Listings of boxed layout items
....

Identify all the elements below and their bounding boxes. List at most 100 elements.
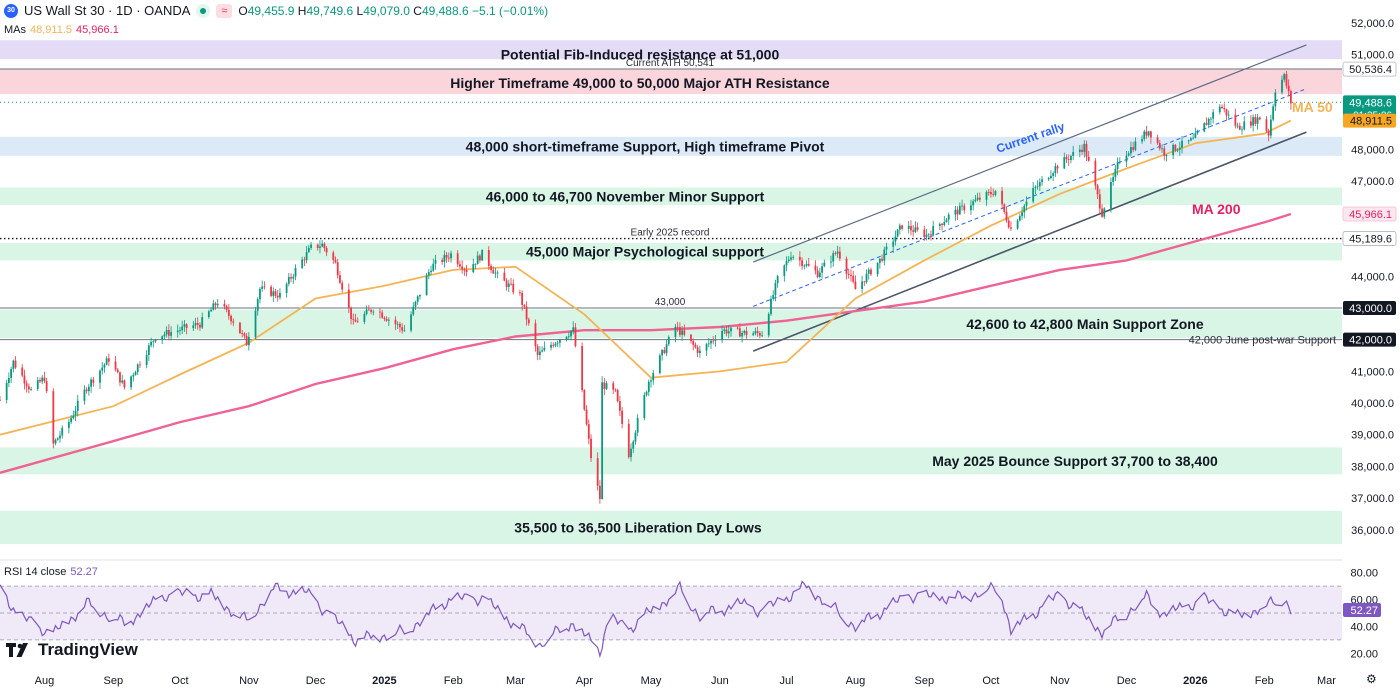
candle — [130, 375, 132, 390]
candle — [894, 230, 897, 246]
level-label-43-000: 43,000 — [655, 297, 686, 308]
candle — [92, 376, 95, 387]
candle — [481, 249, 484, 262]
candle-body — [410, 314, 412, 331]
candle — [301, 256, 304, 270]
candle-body — [792, 256, 795, 258]
candle-body — [132, 374, 135, 377]
candle — [881, 254, 883, 263]
candle-body — [496, 272, 499, 274]
candle-body — [1087, 156, 1090, 161]
candle — [658, 353, 661, 375]
candle — [1156, 134, 1159, 145]
candle-body — [1021, 212, 1023, 217]
candle — [1103, 207, 1106, 219]
x-tick-label: 2026 — [1183, 675, 1207, 687]
zone-35-500-to-36-500-liberation-day-lows — [0, 510, 1342, 545]
candle-body — [307, 247, 310, 253]
candle-body — [114, 361, 117, 370]
candle — [1187, 139, 1190, 145]
badge-label: 49,488.6 — [1349, 97, 1392, 109]
candle-body — [645, 392, 648, 395]
symbol-title[interactable]: US Wall St 30 · 1D · OANDA — [24, 3, 191, 18]
candle-body — [450, 253, 452, 259]
candle-body — [665, 344, 668, 353]
candle-body — [1114, 168, 1117, 178]
candle — [1265, 115, 1268, 133]
candle-body — [474, 263, 477, 265]
candle-body — [199, 324, 201, 328]
candle-body — [512, 283, 515, 293]
candle — [212, 299, 215, 311]
candle — [1194, 127, 1197, 139]
candle-body — [1003, 204, 1006, 212]
candle — [821, 262, 823, 279]
candle — [465, 265, 468, 277]
candle-body — [365, 309, 368, 314]
candle-body — [43, 377, 46, 382]
candle — [1096, 183, 1099, 199]
candle-body — [396, 323, 399, 325]
candle — [590, 434, 592, 463]
candle-body — [805, 263, 808, 266]
candle-body — [494, 272, 497, 274]
candle-body — [834, 253, 837, 254]
candle — [527, 317, 530, 326]
zone-label-potential-fib-induced-resistance-at-51-000: Potential Fib-Induced resistance at 51,0… — [501, 47, 780, 63]
candle — [403, 324, 406, 332]
candle-body — [992, 194, 995, 195]
candle-body — [481, 249, 484, 261]
x-tick-label: Feb — [444, 675, 463, 687]
candle — [319, 240, 321, 254]
zones-layer — [0, 40, 1342, 545]
market-open-icon[interactable] — [196, 3, 211, 18]
candle-body — [1270, 119, 1272, 136]
tradingview-branding[interactable]: TradingView — [6, 640, 138, 660]
candle — [1016, 219, 1019, 230]
candle — [199, 322, 201, 331]
candle-body — [279, 292, 281, 298]
candle — [785, 256, 788, 272]
candle — [599, 480, 601, 504]
candle-body — [196, 323, 199, 325]
candle-body — [85, 389, 88, 392]
badge-label: 43,000.0 — [1349, 303, 1392, 315]
candle — [1258, 116, 1261, 121]
rsi-legend[interactable]: RSI 14 close 52.27 — [4, 566, 98, 578]
candle-body — [45, 381, 48, 392]
candle — [119, 371, 121, 387]
candle — [1192, 133, 1195, 140]
candle — [1118, 157, 1121, 165]
candle — [836, 245, 839, 258]
candle — [730, 326, 732, 337]
candle — [1241, 126, 1243, 135]
gear-icon[interactable]: ⚙ — [1366, 672, 1377, 686]
candle — [414, 300, 417, 310]
candle-body — [23, 375, 26, 384]
candle-body — [539, 351, 541, 356]
ma-legend[interactable]: MAs 48,911.5 45,966.1 — [4, 24, 119, 36]
candle-body — [163, 334, 166, 337]
symbol-logo-icon[interactable]: 30 — [4, 3, 18, 18]
candles-layer — [0, 70, 1292, 504]
candle — [207, 309, 210, 319]
candle — [521, 290, 524, 311]
candle — [1203, 122, 1206, 133]
candle — [1281, 75, 1283, 95]
candle — [241, 329, 244, 338]
candle — [510, 277, 512, 286]
candle-body — [5, 382, 8, 400]
candle-body — [621, 410, 624, 424]
candle — [1143, 129, 1146, 142]
candle-body — [510, 283, 512, 285]
candle-body — [1110, 181, 1112, 209]
candle — [847, 268, 850, 279]
candle-body — [690, 334, 692, 342]
wave-icon[interactable]: ≈ — [216, 3, 233, 18]
candle — [612, 380, 615, 395]
candle — [321, 239, 324, 248]
close-label: C — [413, 3, 422, 18]
candle — [741, 330, 743, 343]
candle — [667, 335, 670, 346]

....

> **Challenge**
Return, character for character, the lines of the records that begin with the line containing "candle — [130, 375, 132, 390]" and end with the line containing "candle-body — [792, 256, 795, 258]". Include both of those lines.

> **Full response**
candle — [130, 375, 132, 390]
candle — [894, 230, 897, 246]
level-label-43-000: 43,000 — [655, 297, 686, 308]
candle — [92, 376, 95, 387]
candle — [481, 249, 484, 262]
candle-body — [410, 314, 412, 331]
candle — [301, 256, 304, 270]
candle-body — [792, 256, 795, 258]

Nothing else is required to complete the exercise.